Your instructions: Leave out the pictures and transcribe everything else exactly.

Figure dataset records
----

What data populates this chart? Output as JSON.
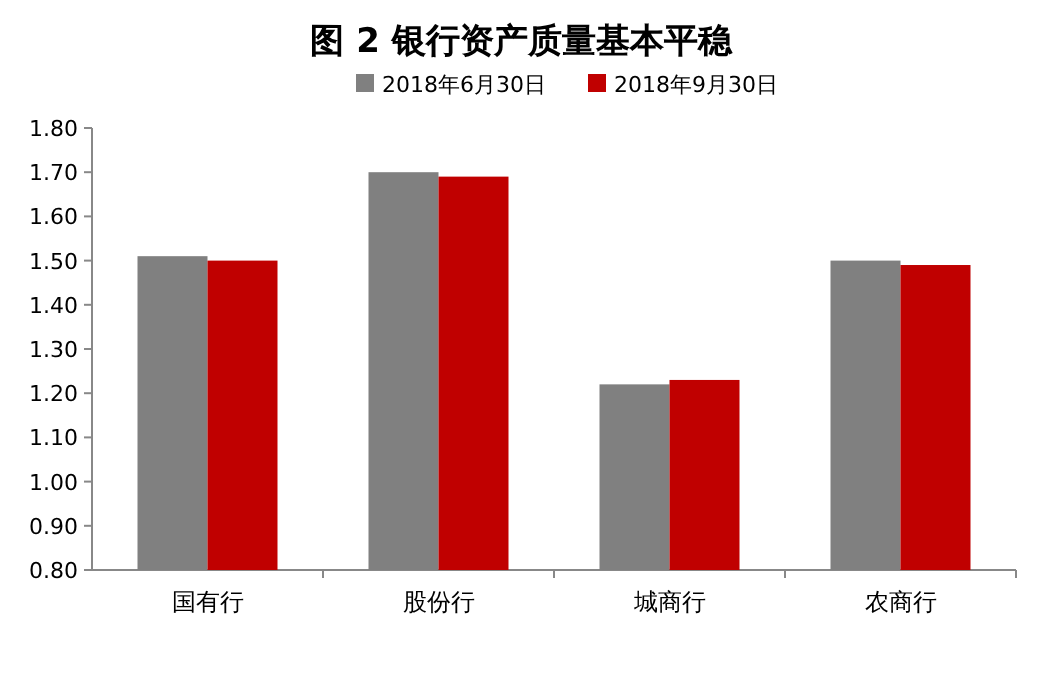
{
  "chart_data": {
    "type": "bar",
    "title": "图 2  银行资产质量基本平稳",
    "categories": [
      "国有行",
      "股份行",
      "城商行",
      "农商行"
    ],
    "series": [
      {
        "name": "2018年6月30日",
        "color": "#808080",
        "values": [
          1.51,
          1.7,
          1.22,
          1.5
        ]
      },
      {
        "name": "2018年9月30日",
        "color": "#c00000",
        "values": [
          1.5,
          1.69,
          1.23,
          1.49
        ]
      }
    ],
    "ylim": [
      0.8,
      1.8
    ],
    "yticks": [
      {
        "value": 0.8,
        "label": "0.80"
      },
      {
        "value": 0.9,
        "label": "0.90"
      },
      {
        "value": 1.0,
        "label": "1.00"
      },
      {
        "value": 1.1,
        "label": "1.10"
      },
      {
        "value": 1.2,
        "label": "1.20"
      },
      {
        "value": 1.3,
        "label": "1.30"
      },
      {
        "value": 1.4,
        "label": "1.40"
      },
      {
        "value": 1.5,
        "label": "1.50"
      },
      {
        "value": 1.6,
        "label": "1.60"
      },
      {
        "value": 1.7,
        "label": "1.70"
      },
      {
        "value": 1.8,
        "label": "1.80"
      }
    ],
    "legend": "top"
  }
}
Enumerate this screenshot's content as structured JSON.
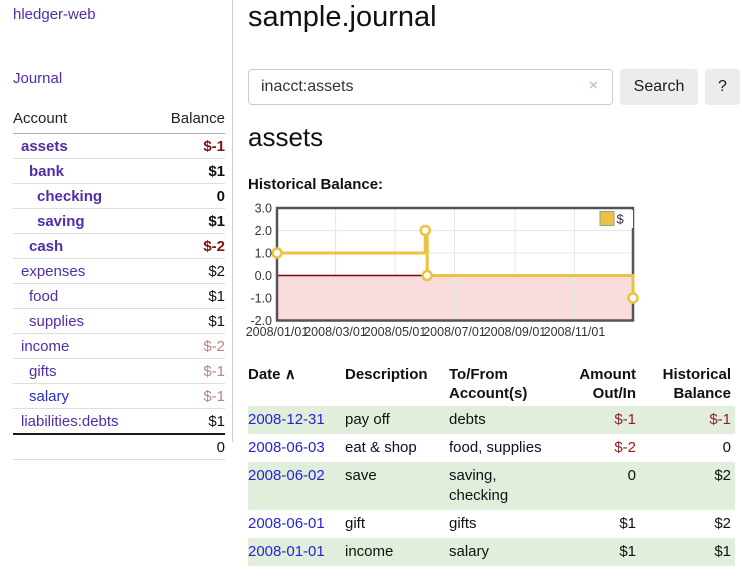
{
  "sidebar": {
    "app_title": "hledger-web",
    "journal_link": "Journal",
    "accounts_table": {
      "headers": {
        "account": "Account",
        "balance": "Balance"
      },
      "rows": [
        {
          "name": "assets",
          "depth": 1,
          "bold": true,
          "balance": "$-1",
          "bal_class": "bal-neg-strong",
          "link": "purple"
        },
        {
          "name": "bank",
          "depth": 2,
          "bold": true,
          "balance": "$1",
          "bal_class": "bal-pos",
          "link": "purple"
        },
        {
          "name": "checking",
          "depth": 3,
          "bold": true,
          "balance": "0",
          "bal_class": "bal-pos",
          "link": "purple"
        },
        {
          "name": "saving",
          "depth": 3,
          "bold": true,
          "balance": "$1",
          "bal_class": "bal-pos",
          "link": "purple"
        },
        {
          "name": "cash",
          "depth": 2,
          "bold": true,
          "balance": "$-2",
          "bal_class": "bal-neg-strong",
          "link": "purple"
        },
        {
          "name": "expenses",
          "depth": 1,
          "bold": false,
          "balance": "$2",
          "bal_class": "bal-pos",
          "link": "purple"
        },
        {
          "name": "food",
          "depth": 2,
          "bold": false,
          "balance": "$1",
          "bal_class": "bal-pos",
          "link": "purple"
        },
        {
          "name": "supplies",
          "depth": 2,
          "bold": false,
          "balance": "$1",
          "bal_class": "bal-pos",
          "link": "purple"
        },
        {
          "name": "income",
          "depth": 1,
          "bold": false,
          "balance": "$-2",
          "bal_class": "bal-neg-dim",
          "link": "purple"
        },
        {
          "name": "gifts",
          "depth": 2,
          "bold": false,
          "balance": "$-1",
          "bal_class": "bal-neg-dim",
          "link": "purple"
        },
        {
          "name": "salary",
          "depth": 2,
          "bold": false,
          "balance": "$-1",
          "bal_class": "bal-neg-dim",
          "link": "blue"
        },
        {
          "name": "liabilities:debts",
          "depth": 1,
          "bold": false,
          "balance": "$1",
          "bal_class": "bal-pos",
          "link": "purple"
        }
      ],
      "total": "0"
    }
  },
  "main": {
    "title": "sample.journal",
    "search": {
      "value": "inacct:assets",
      "clear_icon": "×",
      "button": "Search",
      "help_button": "?"
    },
    "account_heading": "assets",
    "chart_label": "Historical Balance:"
  },
  "chart_data": {
    "type": "line",
    "step": true,
    "title": "Historical Balance",
    "series": [
      {
        "name": "$",
        "color": "#EDC240",
        "points": [
          {
            "date": "2008/01/01",
            "value": 1
          },
          {
            "date": "2008/06/01",
            "value": 2
          },
          {
            "date": "2008/06/03",
            "value": 0
          },
          {
            "date": "2008/12/31",
            "value": -1
          }
        ]
      }
    ],
    "xmin": "2008/01/01",
    "xmax": "2008/12/31",
    "ylim": [
      -2,
      3
    ],
    "yticks": [
      3,
      2,
      1,
      0,
      -1,
      -2
    ],
    "ytick_labels": [
      "3.0",
      "2.0",
      "1.0",
      "0.0",
      "-1.0",
      "-2.0"
    ],
    "xtick_labels": [
      "2008/01/01",
      "2008/03/01",
      "2008/05/01",
      "2008/07/01",
      "2008/09/01",
      "2008/11/01"
    ],
    "legend": "$",
    "legend_position": "top-right",
    "grid": true,
    "negative_region_color": "#f9dbdb",
    "zero_line_color": "#8b0000",
    "border_color": "#545454",
    "grid_color": "#e7e7e7"
  },
  "register": {
    "headers": [
      "Date",
      "Description",
      "To/From Account(s)",
      "Amount Out/In",
      "Historical Balance"
    ],
    "sort_icon": "∧",
    "rows": [
      {
        "date": "2008-12-31",
        "description": "pay off",
        "accounts": "debts",
        "amount": "$-1",
        "amount_neg": true,
        "balance": "$-1",
        "balance_neg": true,
        "stripe": true
      },
      {
        "date": "2008-06-03",
        "description": "eat & shop",
        "accounts": "food, supplies",
        "amount": "$-2",
        "amount_neg": true,
        "balance": "0",
        "balance_neg": false,
        "stripe": false
      },
      {
        "date": "2008-06-02",
        "description": "save",
        "accounts": "saving, checking",
        "amount": "0",
        "amount_neg": false,
        "balance": "$2",
        "balance_neg": false,
        "stripe": true
      },
      {
        "date": "2008-06-01",
        "description": "gift",
        "accounts": "gifts",
        "amount": "$1",
        "amount_neg": false,
        "balance": "$2",
        "balance_neg": false,
        "stripe": false
      },
      {
        "date": "2008-01-01",
        "description": "income",
        "accounts": "salary",
        "amount": "$1",
        "amount_neg": false,
        "balance": "$1",
        "balance_neg": false,
        "stripe": true
      }
    ]
  },
  "colors": {
    "link_purple": "#512da8",
    "link_blue": "#2230cf",
    "negative_strong": "#7f1212",
    "negative": "#8f2222",
    "negative_dim": "#bd8282",
    "stripe_green": "#e1eedb",
    "button_bg": "#ececec"
  }
}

----

Finished answer:
What data populates this chart? Output as JSON.
{
  "chart_data": {
    "type": "bar",
    "title": "图 2  银行资产质量基本平稳",
    "categories": [
      "国有行",
      "股份行",
      "城商行",
      "农商行"
    ],
    "series": [
      {
        "name": "2018年6月30日",
        "color": "#808080",
        "values": [
          1.51,
          1.7,
          1.22,
          1.5
        ]
      },
      {
        "name": "2018年9月30日",
        "color": "#c00000",
        "values": [
          1.5,
          1.69,
          1.23,
          1.49
        ]
      }
    ],
    "ylim": [
      0.8,
      1.8
    ],
    "yticks": [
      {
        "value": 0.8,
        "label": "0.80"
      },
      {
        "value": 0.9,
        "label": "0.90"
      },
      {
        "value": 1.0,
        "label": "1.00"
      },
      {
        "value": 1.1,
        "label": "1.10"
      },
      {
        "value": 1.2,
        "label": "1.20"
      },
      {
        "value": 1.3,
        "label": "1.30"
      },
      {
        "value": 1.4,
        "label": "1.40"
      },
      {
        "value": 1.5,
        "label": "1.50"
      },
      {
        "value": 1.6,
        "label": "1.60"
      },
      {
        "value": 1.7,
        "label": "1.70"
      },
      {
        "value": 1.8,
        "label": "1.80"
      }
    ],
    "legend": "top"
  }
}
Enumerate this screenshot's content as structured JSON.
{
  "sidebar": {
    "app_title": "hledger-web",
    "journal_link": "Journal",
    "accounts_table": {
      "headers": {
        "account": "Account",
        "balance": "Balance"
      },
      "rows": [
        {
          "name": "assets",
          "depth": 1,
          "bold": true,
          "balance": "$-1",
          "bal_class": "bal-neg-strong",
          "link": "purple"
        },
        {
          "name": "bank",
          "depth": 2,
          "bold": true,
          "balance": "$1",
          "bal_class": "bal-pos",
          "link": "purple"
        },
        {
          "name": "checking",
          "depth": 3,
          "bold": true,
          "balance": "0",
          "bal_class": "bal-pos",
          "link": "purple"
        },
        {
          "name": "saving",
          "depth": 3,
          "bold": true,
          "balance": "$1",
          "bal_class": "bal-pos",
          "link": "purple"
        },
        {
          "name": "cash",
          "depth": 2,
          "bold": true,
          "balance": "$-2",
          "bal_class": "bal-neg-strong",
          "link": "purple"
        },
        {
          "name": "expenses",
          "depth": 1,
          "bold": false,
          "balance": "$2",
          "bal_class": "bal-pos",
          "link": "purple"
        },
        {
          "name": "food",
          "depth": 2,
          "bold": false,
          "balance": "$1",
          "bal_class": "bal-pos",
          "link": "purple"
        },
        {
          "name": "supplies",
          "depth": 2,
          "bold": false,
          "balance": "$1",
          "bal_class": "bal-pos",
          "link": "purple"
        },
        {
          "name": "income",
          "depth": 1,
          "bold": false,
          "balance": "$-2",
          "bal_class": "bal-neg-dim",
          "link": "purple"
        },
        {
          "name": "gifts",
          "depth": 2,
          "bold": false,
          "balance": "$-1",
          "bal_class": "bal-neg-dim",
          "link": "purple"
        },
        {
          "name": "salary",
          "depth": 2,
          "bold": false,
          "balance": "$-1",
          "bal_class": "bal-neg-dim",
          "link": "blue"
        },
        {
          "name": "liabilities:debts",
          "depth": 1,
          "bold": false,
          "balance": "$1",
          "bal_class": "bal-pos",
          "link": "purple"
        }
      ],
      "total": "0"
    }
  },
  "main": {
    "title": "sample.journal",
    "search": {
      "value": "inacct:assets",
      "clear_icon": "×",
      "button": "Search",
      "help_button": "?"
    },
    "account_heading": "assets",
    "chart_label": "Historical Balance:"
  },
  "chart_data": {
    "type": "line",
    "step": true,
    "title": "Historical Balance",
    "series": [
      {
        "name": "$",
        "color": "#EDC240",
        "points": [
          {
            "date": "2008/01/01",
            "value": 1
          },
          {
            "date": "2008/06/01",
            "value": 2
          },
          {
            "date": "2008/06/03",
            "value": 0
          },
          {
            "date": "2008/12/31",
            "value": -1
          }
        ]
      }
    ],
    "xmin": "2008/01/01",
    "xmax": "2008/12/31",
    "ylim": [
      -2,
      3
    ],
    "yticks": [
      3,
      2,
      1,
      0,
      -1,
      -2
    ],
    "ytick_labels": [
      "3.0",
      "2.0",
      "1.0",
      "0.0",
      "-1.0",
      "-2.0"
    ],
    "xtick_labels": [
      "2008/01/01",
      "2008/03/01",
      "2008/05/01",
      "2008/07/01",
      "2008/09/01",
      "2008/11/01"
    ],
    "legend": "$",
    "legend_position": "top-right",
    "grid": true,
    "negative_region_color": "#f9dbdb",
    "zero_line_color": "#8b0000",
    "border_color": "#545454",
    "grid_color": "#e7e7e7"
  },
  "register": {
    "headers": [
      "Date",
      "Description",
      "To/From Account(s)",
      "Amount Out/In",
      "Historical Balance"
    ],
    "sort_icon": "∧",
    "rows": [
      {
        "date": "2008-12-31",
        "description": "pay off",
        "accounts": "debts",
        "amount": "$-1",
        "amount_neg": true,
        "balance": "$-1",
        "balance_neg": true,
        "stripe": true
      },
      {
        "date": "2008-06-03",
        "description": "eat & shop",
        "accounts": "food, supplies",
        "amount": "$-2",
        "amount_neg": true,
        "balance": "0",
        "balance_neg": false,
        "stripe": false
      },
      {
        "date": "2008-06-02",
        "description": "save",
        "accounts": "saving, checking",
        "amount": "0",
        "amount_neg": false,
        "balance": "$2",
        "balance_neg": false,
        "stripe": true
      },
      {
        "date": "2008-06-01",
        "description": "gift",
        "accounts": "gifts",
        "amount": "$1",
        "amount_neg": false,
        "balance": "$2",
        "balance_neg": false,
        "stripe": false
      },
      {
        "date": "2008-01-01",
        "description": "income",
        "accounts": "salary",
        "amount": "$1",
        "amount_neg": false,
        "balance": "$1",
        "balance_neg": false,
        "stripe": true
      }
    ]
  },
  "colors": {
    "link_purple": "#512da8",
    "link_blue": "#2230cf",
    "negative_strong": "#7f1212",
    "negative": "#8f2222",
    "negative_dim": "#bd8282",
    "stripe_green": "#e1eedb",
    "button_bg": "#ececec"
  }
}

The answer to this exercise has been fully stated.